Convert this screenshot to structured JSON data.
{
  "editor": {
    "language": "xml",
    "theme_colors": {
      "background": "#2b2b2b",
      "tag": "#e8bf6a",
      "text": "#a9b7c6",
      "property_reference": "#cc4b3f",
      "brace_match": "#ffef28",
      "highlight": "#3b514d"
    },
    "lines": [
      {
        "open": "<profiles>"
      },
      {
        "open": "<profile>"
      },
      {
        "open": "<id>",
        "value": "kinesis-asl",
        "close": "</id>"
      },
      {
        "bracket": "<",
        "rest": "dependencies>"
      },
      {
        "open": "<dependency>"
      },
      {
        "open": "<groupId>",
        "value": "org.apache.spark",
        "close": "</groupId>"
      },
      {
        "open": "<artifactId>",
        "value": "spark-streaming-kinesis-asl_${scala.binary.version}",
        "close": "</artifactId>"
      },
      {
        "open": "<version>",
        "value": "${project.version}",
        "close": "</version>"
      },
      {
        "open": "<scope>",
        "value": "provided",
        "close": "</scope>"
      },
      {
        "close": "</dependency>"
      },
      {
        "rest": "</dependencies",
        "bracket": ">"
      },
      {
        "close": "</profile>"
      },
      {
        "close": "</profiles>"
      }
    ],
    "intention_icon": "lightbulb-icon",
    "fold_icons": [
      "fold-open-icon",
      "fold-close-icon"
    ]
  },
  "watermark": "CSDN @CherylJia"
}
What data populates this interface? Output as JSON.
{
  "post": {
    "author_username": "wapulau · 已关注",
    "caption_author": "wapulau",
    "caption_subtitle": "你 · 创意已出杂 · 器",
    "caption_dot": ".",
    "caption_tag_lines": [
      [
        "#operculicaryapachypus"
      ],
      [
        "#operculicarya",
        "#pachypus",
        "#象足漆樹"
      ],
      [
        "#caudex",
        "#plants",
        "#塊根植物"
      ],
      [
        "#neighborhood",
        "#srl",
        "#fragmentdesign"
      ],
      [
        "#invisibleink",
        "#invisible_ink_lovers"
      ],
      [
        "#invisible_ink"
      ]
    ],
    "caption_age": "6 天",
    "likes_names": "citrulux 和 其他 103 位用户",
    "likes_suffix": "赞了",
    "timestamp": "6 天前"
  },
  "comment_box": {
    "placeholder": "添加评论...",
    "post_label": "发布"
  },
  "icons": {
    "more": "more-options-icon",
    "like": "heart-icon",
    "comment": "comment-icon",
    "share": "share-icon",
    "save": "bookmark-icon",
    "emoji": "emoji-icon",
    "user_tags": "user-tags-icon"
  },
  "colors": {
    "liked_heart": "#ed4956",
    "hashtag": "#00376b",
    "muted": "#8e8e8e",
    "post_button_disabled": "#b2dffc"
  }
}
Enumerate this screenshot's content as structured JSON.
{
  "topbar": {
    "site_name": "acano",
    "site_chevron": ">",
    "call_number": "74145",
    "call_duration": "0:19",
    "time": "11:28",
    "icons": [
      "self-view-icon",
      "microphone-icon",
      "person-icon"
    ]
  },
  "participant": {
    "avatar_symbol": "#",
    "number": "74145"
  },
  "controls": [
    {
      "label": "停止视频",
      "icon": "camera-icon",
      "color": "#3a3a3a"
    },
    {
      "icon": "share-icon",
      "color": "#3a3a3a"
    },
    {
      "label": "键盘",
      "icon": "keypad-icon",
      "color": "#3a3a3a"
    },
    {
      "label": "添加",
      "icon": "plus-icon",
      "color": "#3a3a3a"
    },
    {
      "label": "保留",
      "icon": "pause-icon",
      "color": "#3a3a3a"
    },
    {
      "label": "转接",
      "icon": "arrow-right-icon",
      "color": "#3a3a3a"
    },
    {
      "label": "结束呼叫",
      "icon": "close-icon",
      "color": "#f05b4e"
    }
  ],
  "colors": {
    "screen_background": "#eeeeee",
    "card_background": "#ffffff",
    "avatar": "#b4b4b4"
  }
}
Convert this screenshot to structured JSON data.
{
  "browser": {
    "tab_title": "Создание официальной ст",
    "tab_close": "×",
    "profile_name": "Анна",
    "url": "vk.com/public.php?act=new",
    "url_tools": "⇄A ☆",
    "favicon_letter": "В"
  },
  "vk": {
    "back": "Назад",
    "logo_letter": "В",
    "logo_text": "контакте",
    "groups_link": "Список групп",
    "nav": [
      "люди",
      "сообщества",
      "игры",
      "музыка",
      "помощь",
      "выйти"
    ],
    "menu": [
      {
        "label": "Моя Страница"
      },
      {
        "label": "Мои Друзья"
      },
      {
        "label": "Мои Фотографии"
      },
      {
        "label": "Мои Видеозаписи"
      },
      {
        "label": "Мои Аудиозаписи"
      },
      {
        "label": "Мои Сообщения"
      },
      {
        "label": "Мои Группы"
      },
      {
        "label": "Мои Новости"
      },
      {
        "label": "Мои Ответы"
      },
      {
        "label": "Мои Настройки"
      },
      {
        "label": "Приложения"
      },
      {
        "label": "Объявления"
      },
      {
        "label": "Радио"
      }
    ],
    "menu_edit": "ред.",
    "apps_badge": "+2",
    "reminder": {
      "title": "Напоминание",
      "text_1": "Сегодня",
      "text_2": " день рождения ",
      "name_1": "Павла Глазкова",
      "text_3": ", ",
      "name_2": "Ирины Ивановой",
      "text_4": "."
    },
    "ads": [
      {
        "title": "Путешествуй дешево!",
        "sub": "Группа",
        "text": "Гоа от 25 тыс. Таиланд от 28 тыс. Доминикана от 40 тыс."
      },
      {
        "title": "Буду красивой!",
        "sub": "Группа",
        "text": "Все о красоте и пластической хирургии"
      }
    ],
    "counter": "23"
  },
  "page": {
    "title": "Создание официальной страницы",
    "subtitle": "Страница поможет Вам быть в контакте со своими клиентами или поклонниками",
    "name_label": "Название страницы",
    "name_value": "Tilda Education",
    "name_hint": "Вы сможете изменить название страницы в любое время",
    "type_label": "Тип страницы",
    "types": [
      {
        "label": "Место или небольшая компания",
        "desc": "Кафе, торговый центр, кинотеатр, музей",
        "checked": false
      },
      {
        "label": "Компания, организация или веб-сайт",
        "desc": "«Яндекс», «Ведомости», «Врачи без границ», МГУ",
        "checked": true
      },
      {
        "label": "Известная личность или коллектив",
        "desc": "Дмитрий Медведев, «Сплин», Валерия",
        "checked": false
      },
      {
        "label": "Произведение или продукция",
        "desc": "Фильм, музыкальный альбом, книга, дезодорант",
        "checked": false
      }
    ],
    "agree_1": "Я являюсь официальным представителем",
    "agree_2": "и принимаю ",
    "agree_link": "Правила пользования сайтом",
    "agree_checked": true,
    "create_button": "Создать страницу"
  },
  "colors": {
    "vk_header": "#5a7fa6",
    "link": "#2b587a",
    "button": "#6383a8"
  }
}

#####

_Written request_.
Each line of the material should be duplicated exactly, please.

_The result_.
Convert this screenshot to structured JSON data.
{
  "editor": {
    "language": "xml",
    "theme_colors": {
      "background": "#2b2b2b",
      "tag": "#e8bf6a",
      "text": "#a9b7c6",
      "property_reference": "#cc4b3f",
      "brace_match": "#ffef28",
      "highlight": "#3b514d"
    },
    "lines": [
      {
        "open": "<profiles>"
      },
      {
        "open": "<profile>"
      },
      {
        "open": "<id>",
        "value": "kinesis-asl",
        "close": "</id>"
      },
      {
        "bracket": "<",
        "rest": "dependencies>"
      },
      {
        "open": "<dependency>"
      },
      {
        "open": "<groupId>",
        "value": "org.apache.spark",
        "close": "</groupId>"
      },
      {
        "open": "<artifactId>",
        "value": "spark-streaming-kinesis-asl_${scala.binary.version}",
        "close": "</artifactId>"
      },
      {
        "open": "<version>",
        "value": "${project.version}",
        "close": "</version>"
      },
      {
        "open": "<scope>",
        "value": "provided",
        "close": "</scope>"
      },
      {
        "close": "</dependency>"
      },
      {
        "rest": "</dependencies",
        "bracket": ">"
      },
      {
        "close": "</profile>"
      },
      {
        "close": "</profiles>"
      }
    ],
    "intention_icon": "lightbulb-icon",
    "fold_icons": [
      "fold-open-icon",
      "fold-close-icon"
    ]
  },
  "watermark": "CSDN @CherylJia"
}
What data populates this interface? Output as JSON.
{
  "post": {
    "author_username": "wapulau · 已关注",
    "caption_author": "wapulau",
    "caption_subtitle": "你 · 创意已出杂 · 器",
    "caption_dot": ".",
    "caption_tag_lines": [
      [
        "#operculicaryapachypus"
      ],
      [
        "#operculicarya",
        "#pachypus",
        "#象足漆樹"
      ],
      [
        "#caudex",
        "#plants",
        "#塊根植物"
      ],
      [
        "#neighborhood",
        "#srl",
        "#fragmentdesign"
      ],
      [
        "#invisibleink",
        "#invisible_ink_lovers"
      ],
      [
        "#invisible_ink"
      ]
    ],
    "caption_age": "6 天",
    "likes_names": "citrulux 和 其他 103 位用户",
    "likes_suffix": "赞了",
    "timestamp": "6 天前"
  },
  "comment_box": {
    "placeholder": "添加评论...",
    "post_label": "发布"
  },
  "icons": {
    "more": "more-options-icon",
    "like": "heart-icon",
    "comment": "comment-icon",
    "share": "share-icon",
    "save": "bookmark-icon",
    "emoji": "emoji-icon",
    "user_tags": "user-tags-icon"
  },
  "colors": {
    "liked_heart": "#ed4956",
    "hashtag": "#00376b",
    "muted": "#8e8e8e",
    "post_button_disabled": "#b2dffc"
  }
}
Enumerate this screenshot's content as structured JSON.
{
  "topbar": {
    "site_name": "acano",
    "site_chevron": ">",
    "call_number": "74145",
    "call_duration": "0:19",
    "time": "11:28",
    "icons": [
      "self-view-icon",
      "microphone-icon",
      "person-icon"
    ]
  },
  "participant": {
    "avatar_symbol": "#",
    "number": "74145"
  },
  "controls": [
    {
      "label": "停止视频",
      "icon": "camera-icon",
      "color": "#3a3a3a"
    },
    {
      "icon": "share-icon",
      "color": "#3a3a3a"
    },
    {
      "label": "键盘",
      "icon": "keypad-icon",
      "color": "#3a3a3a"
    },
    {
      "label": "添加",
      "icon": "plus-icon",
      "color": "#3a3a3a"
    },
    {
      "label": "保留",
      "icon": "pause-icon",
      "color": "#3a3a3a"
    },
    {
      "label": "转接",
      "icon": "arrow-right-icon",
      "color": "#3a3a3a"
    },
    {
      "label": "结束呼叫",
      "icon": "close-icon",
      "color": "#f05b4e"
    }
  ],
  "colors": {
    "screen_background": "#eeeeee",
    "card_background": "#ffffff",
    "avatar": "#b4b4b4"
  }
}
Convert this screenshot to structured JSON data.
{
  "browser": {
    "tab_title": "Создание официальной ст",
    "tab_close": "×",
    "profile_name": "Анна",
    "url": "vk.com/public.php?act=new",
    "url_tools": "⇄A ☆",
    "favicon_letter": "В"
  },
  "vk": {
    "back": "Назад",
    "logo_letter": "В",
    "logo_text": "контакте",
    "groups_link": "Список групп",
    "nav": [
      "люди",
      "сообщества",
      "игры",
      "музыка",
      "помощь",
      "выйти"
    ],
    "menu": [
      {
        "label": "Моя Страница"
      },
      {
        "label": "Мои Друзья"
      },
      {
        "label": "Мои Фотографии"
      },
      {
        "label": "Мои Видеозаписи"
      },
      {
        "label": "Мои Аудиозаписи"
      },
      {
        "label": "Мои Сообщения"
      },
      {
        "label": "Мои Группы"
      },
      {
        "label": "Мои Новости"
      },
      {
        "label": "Мои Ответы"
      },
      {
        "label": "Мои Настройки"
      },
      {
        "label": "Приложения"
      },
      {
        "label": "Объявления"
      },
      {
        "label": "Радио"
      }
    ],
    "menu_edit": "ред.",
    "apps_badge": "+2",
    "reminder": {
      "title": "Напоминание",
      "text_1": "Сегодня",
      "text_2": " день рождения ",
      "name_1": "Павла Глазкова",
      "text_3": ", ",
      "name_2": "Ирины Ивановой",
      "text_4": "."
    },
    "ads": [
      {
        "title": "Путешествуй дешево!",
        "sub": "Группа",
        "text": "Гоа от 25 тыс. Таиланд от 28 тыс. Доминикана от 40 тыс."
      },
      {
        "title": "Буду красивой!",
        "sub": "Группа",
        "text": "Все о красоте и пластической хирургии"
      }
    ],
    "counter": "23"
  },
  "page": {
    "title": "Создание официальной страницы",
    "subtitle": "Страница поможет Вам быть в контакте со своими клиентами или поклонниками",
    "name_label": "Название страницы",
    "name_value": "Tilda Education",
    "name_hint": "Вы сможете изменить название страницы в любое время",
    "type_label": "Тип страницы",
    "types": [
      {
        "label": "Место или небольшая компания",
        "desc": "Кафе, торговый центр, кинотеатр, музей",
        "checked": false
      },
      {
        "label": "Компания, организация или веб-сайт",
        "desc": "«Яндекс», «Ведомости», «Врачи без границ», МГУ",
        "checked": true
      },
      {
        "label": "Известная личность или коллектив",
        "desc": "Дмитрий Медведев, «Сплин», Валерия",
        "checked": false
      },
      {
        "label": "Произведение или продукция",
        "desc": "Фильм, музыкальный альбом, книга, дезодорант",
        "checked": false
      }
    ],
    "agree_1": "Я являюсь официальным представителем",
    "agree_2": "и принимаю ",
    "agree_link": "Правила пользования сайтом",
    "agree_checked": true,
    "create_button": "Создать страницу"
  },
  "colors": {
    "vk_header": "#5a7fa6",
    "link": "#2b587a",
    "button": "#6383a8"
  }
}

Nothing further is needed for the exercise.